Print all the records exactly, please.

---------- STORED DATA ----------

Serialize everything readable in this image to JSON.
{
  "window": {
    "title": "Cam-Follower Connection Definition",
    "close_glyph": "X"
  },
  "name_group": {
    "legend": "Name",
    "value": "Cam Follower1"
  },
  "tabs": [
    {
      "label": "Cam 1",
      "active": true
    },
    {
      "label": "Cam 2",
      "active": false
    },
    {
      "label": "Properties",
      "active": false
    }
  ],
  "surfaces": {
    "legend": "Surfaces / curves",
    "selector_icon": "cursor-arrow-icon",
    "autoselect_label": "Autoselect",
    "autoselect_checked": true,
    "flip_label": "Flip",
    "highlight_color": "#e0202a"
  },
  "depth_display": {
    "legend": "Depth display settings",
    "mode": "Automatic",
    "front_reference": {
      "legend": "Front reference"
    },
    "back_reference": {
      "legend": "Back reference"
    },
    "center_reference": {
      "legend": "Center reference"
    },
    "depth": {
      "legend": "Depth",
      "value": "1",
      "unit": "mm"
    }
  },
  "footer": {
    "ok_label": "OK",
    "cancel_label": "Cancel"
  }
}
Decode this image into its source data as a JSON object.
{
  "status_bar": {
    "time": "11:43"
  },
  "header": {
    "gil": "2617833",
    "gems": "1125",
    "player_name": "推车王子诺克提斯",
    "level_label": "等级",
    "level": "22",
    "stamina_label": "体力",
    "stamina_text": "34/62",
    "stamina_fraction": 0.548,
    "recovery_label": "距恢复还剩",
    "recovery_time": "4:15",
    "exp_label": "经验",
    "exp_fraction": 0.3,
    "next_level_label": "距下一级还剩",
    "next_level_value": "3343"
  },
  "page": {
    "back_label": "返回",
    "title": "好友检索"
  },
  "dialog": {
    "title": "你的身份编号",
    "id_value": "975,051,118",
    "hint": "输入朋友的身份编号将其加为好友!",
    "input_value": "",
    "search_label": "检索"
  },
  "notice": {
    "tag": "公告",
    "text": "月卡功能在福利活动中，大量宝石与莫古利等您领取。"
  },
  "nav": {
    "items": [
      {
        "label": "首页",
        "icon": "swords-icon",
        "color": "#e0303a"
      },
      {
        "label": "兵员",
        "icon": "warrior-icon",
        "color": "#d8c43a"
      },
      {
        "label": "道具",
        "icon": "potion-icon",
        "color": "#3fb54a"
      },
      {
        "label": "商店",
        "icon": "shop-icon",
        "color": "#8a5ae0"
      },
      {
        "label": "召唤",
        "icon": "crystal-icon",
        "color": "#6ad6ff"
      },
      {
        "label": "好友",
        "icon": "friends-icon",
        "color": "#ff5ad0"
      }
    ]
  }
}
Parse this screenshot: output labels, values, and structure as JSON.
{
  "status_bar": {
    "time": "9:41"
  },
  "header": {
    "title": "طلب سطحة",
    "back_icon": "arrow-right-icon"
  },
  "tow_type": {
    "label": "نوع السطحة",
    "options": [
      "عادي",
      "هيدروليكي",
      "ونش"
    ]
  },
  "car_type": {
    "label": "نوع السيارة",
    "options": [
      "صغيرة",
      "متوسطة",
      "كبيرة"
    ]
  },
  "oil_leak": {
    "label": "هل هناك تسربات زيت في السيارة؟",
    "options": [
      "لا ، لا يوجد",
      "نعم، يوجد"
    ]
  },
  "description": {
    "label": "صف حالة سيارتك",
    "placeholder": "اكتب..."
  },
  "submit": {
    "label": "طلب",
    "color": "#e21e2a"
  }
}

----------

> _RESPONSE TO THE TASK_
Serialize everything readable in this image to JSON.
{
  "window": {
    "title": "Cam-Follower Connection Definition",
    "close_glyph": "X"
  },
  "name_group": {
    "legend": "Name",
    "value": "Cam Follower1"
  },
  "tabs": [
    {
      "label": "Cam 1",
      "active": true
    },
    {
      "label": "Cam 2",
      "active": false
    },
    {
      "label": "Properties",
      "active": false
    }
  ],
  "surfaces": {
    "legend": "Surfaces / curves",
    "selector_icon": "cursor-arrow-icon",
    "autoselect_label": "Autoselect",
    "autoselect_checked": true,
    "flip_label": "Flip",
    "highlight_color": "#e0202a"
  },
  "depth_display": {
    "legend": "Depth display settings",
    "mode": "Automatic",
    "front_reference": {
      "legend": "Front reference"
    },
    "back_reference": {
      "legend": "Back reference"
    },
    "center_reference": {
      "legend": "Center reference"
    },
    "depth": {
      "legend": "Depth",
      "value": "1",
      "unit": "mm"
    }
  },
  "footer": {
    "ok_label": "OK",
    "cancel_label": "Cancel"
  }
}
Decode this image into its source data as a JSON object.
{
  "status_bar": {
    "time": "11:43"
  },
  "header": {
    "gil": "2617833",
    "gems": "1125",
    "player_name": "推车王子诺克提斯",
    "level_label": "等级",
    "level": "22",
    "stamina_label": "体力",
    "stamina_text": "34/62",
    "stamina_fraction": 0.548,
    "recovery_label": "距恢复还剩",
    "recovery_time": "4:15",
    "exp_label": "经验",
    "exp_fraction": 0.3,
    "next_level_label": "距下一级还剩",
    "next_level_value": "3343"
  },
  "page": {
    "back_label": "返回",
    "title": "好友检索"
  },
  "dialog": {
    "title": "你的身份编号",
    "id_value": "975,051,118",
    "hint": "输入朋友的身份编号将其加为好友!",
    "input_value": "",
    "search_label": "检索"
  },
  "notice": {
    "tag": "公告",
    "text": "月卡功能在福利活动中，大量宝石与莫古利等您领取。"
  },
  "nav": {
    "items": [
      {
        "label": "首页",
        "icon": "swords-icon",
        "color": "#e0303a"
      },
      {
        "label": "兵员",
        "icon": "warrior-icon",
        "color": "#d8c43a"
      },
      {
        "label": "道具",
        "icon": "potion-icon",
        "color": "#3fb54a"
      },
      {
        "label": "商店",
        "icon": "shop-icon",
        "color": "#8a5ae0"
      },
      {
        "label": "召唤",
        "icon": "crystal-icon",
        "color": "#6ad6ff"
      },
      {
        "label": "好友",
        "icon": "friends-icon",
        "color": "#ff5ad0"
      }
    ]
  }
}
Parse this screenshot: output labels, values, and structure as JSON.
{
  "status_bar": {
    "time": "9:41"
  },
  "header": {
    "title": "طلب سطحة",
    "back_icon": "arrow-right-icon"
  },
  "tow_type": {
    "label": "نوع السطحة",
    "options": [
      "عادي",
      "هيدروليكي",
      "ونش"
    ]
  },
  "car_type": {
    "label": "نوع السيارة",
    "options": [
      "صغيرة",
      "متوسطة",
      "كبيرة"
    ]
  },
  "oil_leak": {
    "label": "هل هناك تسربات زيت في السيارة؟",
    "options": [
      "لا ، لا يوجد",
      "نعم، يوجد"
    ]
  },
  "description": {
    "label": "صف حالة سيارتك",
    "placeholder": "اكتب..."
  },
  "submit": {
    "label": "طلب",
    "color": "#e21e2a"
  }
}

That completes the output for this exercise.